**TASK TO CARRY OUT**:
Give the count of lines containing the string "Etanol", with no other output.

[START OF DATA SUPPLIED]

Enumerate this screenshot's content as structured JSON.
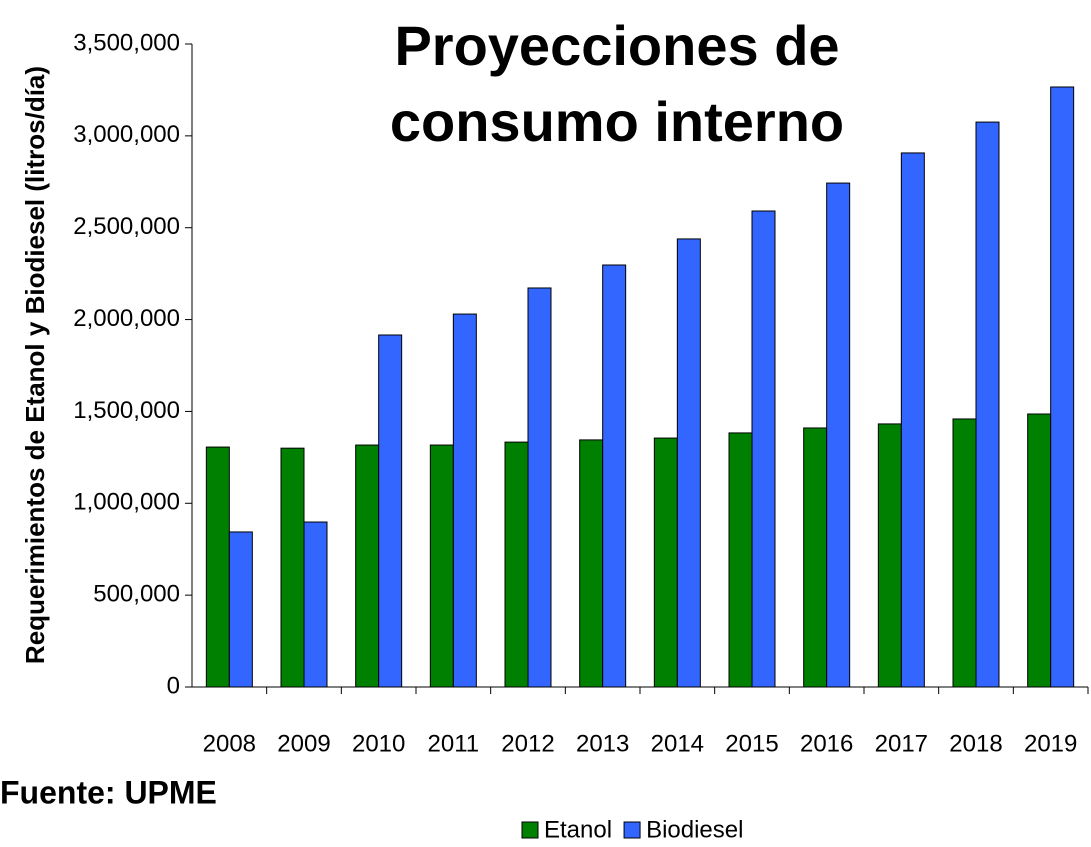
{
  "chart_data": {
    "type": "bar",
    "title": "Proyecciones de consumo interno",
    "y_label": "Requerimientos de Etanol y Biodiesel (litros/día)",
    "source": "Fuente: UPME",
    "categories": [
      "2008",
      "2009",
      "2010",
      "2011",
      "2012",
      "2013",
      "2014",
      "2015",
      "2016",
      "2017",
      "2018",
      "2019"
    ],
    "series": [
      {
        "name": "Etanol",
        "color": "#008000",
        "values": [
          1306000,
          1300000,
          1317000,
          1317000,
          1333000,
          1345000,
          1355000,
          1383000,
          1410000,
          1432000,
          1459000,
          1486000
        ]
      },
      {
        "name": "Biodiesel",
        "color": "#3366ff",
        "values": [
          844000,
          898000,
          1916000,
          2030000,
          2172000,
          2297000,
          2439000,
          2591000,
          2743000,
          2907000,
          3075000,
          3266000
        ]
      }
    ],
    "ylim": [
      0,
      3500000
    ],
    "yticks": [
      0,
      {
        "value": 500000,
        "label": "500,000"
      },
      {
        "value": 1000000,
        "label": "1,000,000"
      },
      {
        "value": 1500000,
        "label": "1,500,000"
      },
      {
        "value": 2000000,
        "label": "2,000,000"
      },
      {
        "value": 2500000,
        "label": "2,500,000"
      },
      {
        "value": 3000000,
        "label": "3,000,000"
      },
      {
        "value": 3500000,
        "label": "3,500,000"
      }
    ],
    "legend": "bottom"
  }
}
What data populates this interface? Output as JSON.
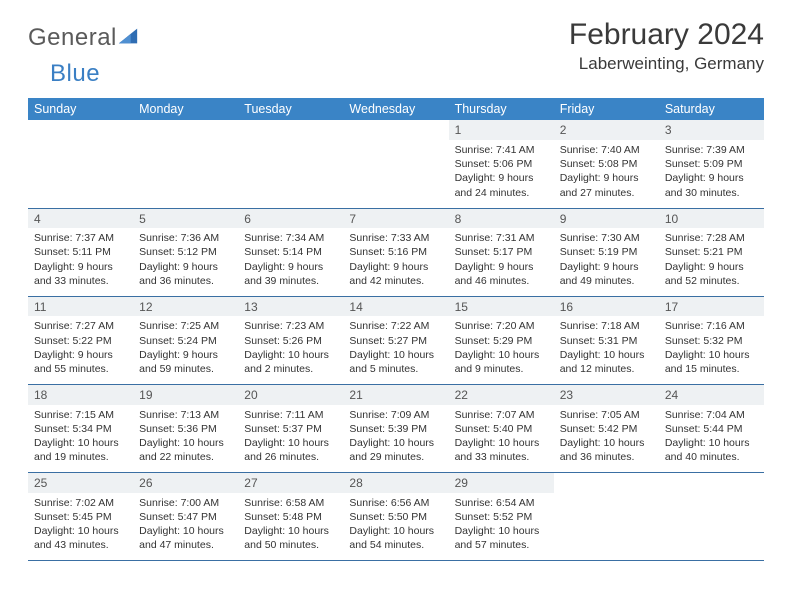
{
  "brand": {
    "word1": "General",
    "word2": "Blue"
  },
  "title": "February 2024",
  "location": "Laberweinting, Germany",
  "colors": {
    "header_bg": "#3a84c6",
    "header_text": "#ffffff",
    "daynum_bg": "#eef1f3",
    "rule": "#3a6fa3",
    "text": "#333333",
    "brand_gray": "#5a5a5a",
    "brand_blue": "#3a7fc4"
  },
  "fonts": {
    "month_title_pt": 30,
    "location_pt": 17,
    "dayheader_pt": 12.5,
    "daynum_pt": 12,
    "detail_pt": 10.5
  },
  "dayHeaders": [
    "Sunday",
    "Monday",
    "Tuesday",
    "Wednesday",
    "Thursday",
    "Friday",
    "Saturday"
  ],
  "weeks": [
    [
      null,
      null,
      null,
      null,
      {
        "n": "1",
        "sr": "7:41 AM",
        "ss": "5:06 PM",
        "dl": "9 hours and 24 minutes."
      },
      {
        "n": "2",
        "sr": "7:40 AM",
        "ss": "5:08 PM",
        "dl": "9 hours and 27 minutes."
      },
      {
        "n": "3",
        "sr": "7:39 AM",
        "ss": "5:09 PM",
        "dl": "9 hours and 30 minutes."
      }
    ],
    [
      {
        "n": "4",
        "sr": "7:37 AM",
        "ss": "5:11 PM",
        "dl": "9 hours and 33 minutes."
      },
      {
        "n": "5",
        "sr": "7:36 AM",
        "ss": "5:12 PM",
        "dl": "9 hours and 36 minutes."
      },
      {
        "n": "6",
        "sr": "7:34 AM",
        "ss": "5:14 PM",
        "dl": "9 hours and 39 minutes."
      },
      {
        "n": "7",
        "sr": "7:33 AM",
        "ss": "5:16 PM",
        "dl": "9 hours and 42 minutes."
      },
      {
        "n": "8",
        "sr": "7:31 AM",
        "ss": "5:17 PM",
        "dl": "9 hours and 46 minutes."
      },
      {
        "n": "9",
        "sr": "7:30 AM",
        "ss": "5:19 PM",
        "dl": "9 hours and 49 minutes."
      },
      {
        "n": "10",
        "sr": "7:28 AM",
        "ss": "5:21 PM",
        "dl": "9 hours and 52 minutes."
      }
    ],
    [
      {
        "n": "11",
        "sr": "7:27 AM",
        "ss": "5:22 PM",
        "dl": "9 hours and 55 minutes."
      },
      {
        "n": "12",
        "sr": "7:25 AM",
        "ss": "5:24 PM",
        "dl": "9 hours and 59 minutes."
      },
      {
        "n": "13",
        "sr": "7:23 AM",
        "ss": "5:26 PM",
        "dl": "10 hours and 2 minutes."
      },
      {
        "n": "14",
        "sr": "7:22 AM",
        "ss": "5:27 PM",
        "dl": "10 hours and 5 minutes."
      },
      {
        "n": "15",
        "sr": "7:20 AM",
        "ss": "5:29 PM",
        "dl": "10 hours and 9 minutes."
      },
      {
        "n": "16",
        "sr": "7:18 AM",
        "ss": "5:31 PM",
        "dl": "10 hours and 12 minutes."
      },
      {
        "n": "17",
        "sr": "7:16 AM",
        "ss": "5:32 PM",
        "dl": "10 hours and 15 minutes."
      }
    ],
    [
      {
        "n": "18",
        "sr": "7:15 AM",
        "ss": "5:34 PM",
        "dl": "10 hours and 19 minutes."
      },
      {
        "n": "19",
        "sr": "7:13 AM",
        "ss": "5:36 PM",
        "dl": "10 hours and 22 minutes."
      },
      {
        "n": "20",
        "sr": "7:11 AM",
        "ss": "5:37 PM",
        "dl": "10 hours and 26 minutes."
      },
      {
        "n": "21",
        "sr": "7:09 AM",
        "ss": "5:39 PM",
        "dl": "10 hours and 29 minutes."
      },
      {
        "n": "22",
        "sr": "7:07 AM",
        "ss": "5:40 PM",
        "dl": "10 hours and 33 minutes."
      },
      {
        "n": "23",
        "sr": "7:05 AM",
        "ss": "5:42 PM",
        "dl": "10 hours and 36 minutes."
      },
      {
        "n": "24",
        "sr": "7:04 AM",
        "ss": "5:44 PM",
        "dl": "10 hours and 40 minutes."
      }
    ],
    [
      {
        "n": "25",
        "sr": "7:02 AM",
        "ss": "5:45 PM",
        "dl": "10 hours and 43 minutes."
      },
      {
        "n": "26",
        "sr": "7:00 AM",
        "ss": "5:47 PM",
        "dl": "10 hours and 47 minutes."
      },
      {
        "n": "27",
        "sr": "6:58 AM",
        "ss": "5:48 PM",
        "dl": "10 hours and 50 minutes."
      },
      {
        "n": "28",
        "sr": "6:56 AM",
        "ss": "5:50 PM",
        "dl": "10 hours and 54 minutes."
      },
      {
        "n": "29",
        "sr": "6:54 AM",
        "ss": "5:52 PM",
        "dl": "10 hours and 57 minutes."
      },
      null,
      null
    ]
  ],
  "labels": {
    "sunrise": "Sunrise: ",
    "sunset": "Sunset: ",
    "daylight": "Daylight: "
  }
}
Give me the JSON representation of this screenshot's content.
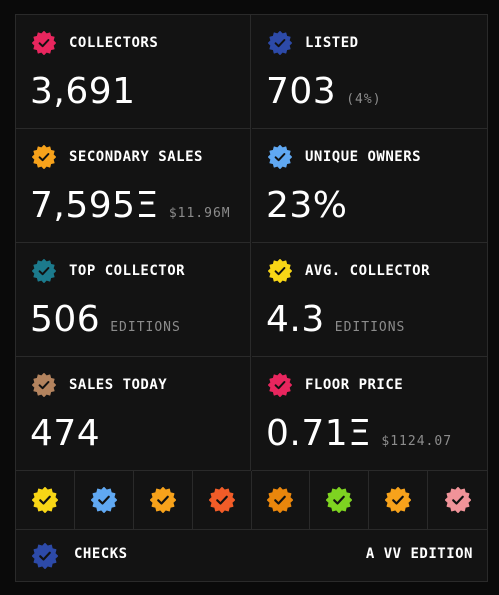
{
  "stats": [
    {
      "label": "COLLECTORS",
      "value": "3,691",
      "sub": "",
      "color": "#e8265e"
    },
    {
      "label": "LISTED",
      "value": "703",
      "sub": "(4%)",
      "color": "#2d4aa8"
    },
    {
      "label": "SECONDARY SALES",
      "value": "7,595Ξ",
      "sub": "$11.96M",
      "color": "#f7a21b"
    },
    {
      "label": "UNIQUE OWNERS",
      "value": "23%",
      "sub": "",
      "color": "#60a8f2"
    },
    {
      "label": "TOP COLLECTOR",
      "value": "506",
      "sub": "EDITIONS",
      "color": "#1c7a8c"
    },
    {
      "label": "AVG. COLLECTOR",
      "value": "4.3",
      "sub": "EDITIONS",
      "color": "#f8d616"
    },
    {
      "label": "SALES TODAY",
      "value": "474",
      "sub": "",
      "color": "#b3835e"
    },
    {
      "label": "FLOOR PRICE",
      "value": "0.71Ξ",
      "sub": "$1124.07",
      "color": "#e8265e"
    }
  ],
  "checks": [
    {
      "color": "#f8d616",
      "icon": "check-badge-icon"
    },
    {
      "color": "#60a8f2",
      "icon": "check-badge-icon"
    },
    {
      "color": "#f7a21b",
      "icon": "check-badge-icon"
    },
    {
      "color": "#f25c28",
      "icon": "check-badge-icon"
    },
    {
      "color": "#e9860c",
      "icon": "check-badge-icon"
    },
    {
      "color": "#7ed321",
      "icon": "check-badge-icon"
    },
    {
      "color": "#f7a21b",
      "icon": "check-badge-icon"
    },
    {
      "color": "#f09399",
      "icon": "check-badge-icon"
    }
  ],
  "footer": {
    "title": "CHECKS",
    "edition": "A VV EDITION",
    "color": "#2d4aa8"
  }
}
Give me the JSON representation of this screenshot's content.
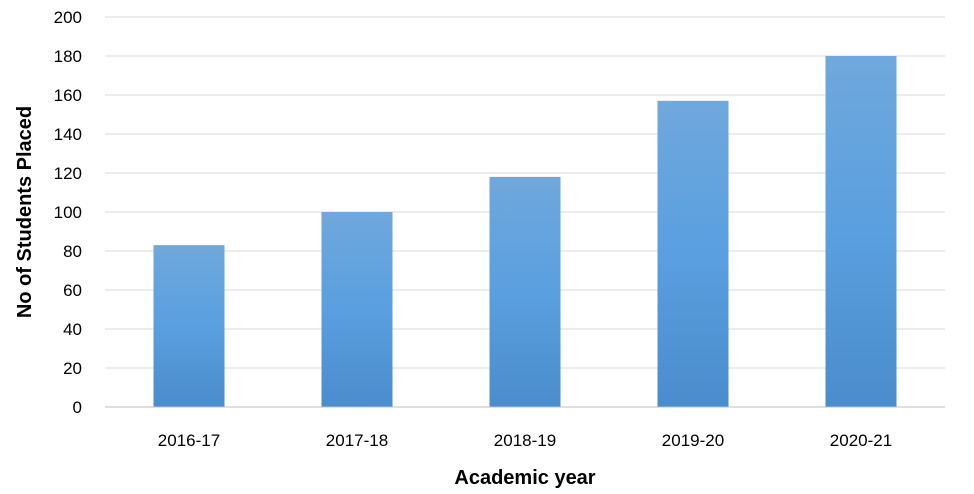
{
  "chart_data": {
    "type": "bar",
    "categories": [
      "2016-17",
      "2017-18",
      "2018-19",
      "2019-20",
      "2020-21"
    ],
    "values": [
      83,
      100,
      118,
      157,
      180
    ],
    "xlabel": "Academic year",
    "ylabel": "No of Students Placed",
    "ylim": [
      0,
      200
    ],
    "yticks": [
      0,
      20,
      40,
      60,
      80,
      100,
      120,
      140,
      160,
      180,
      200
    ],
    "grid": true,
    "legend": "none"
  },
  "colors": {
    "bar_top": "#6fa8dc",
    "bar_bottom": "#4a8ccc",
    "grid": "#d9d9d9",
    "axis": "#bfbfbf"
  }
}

[END OF DATA SUPPLIED]

**THE OUTPUT**:
2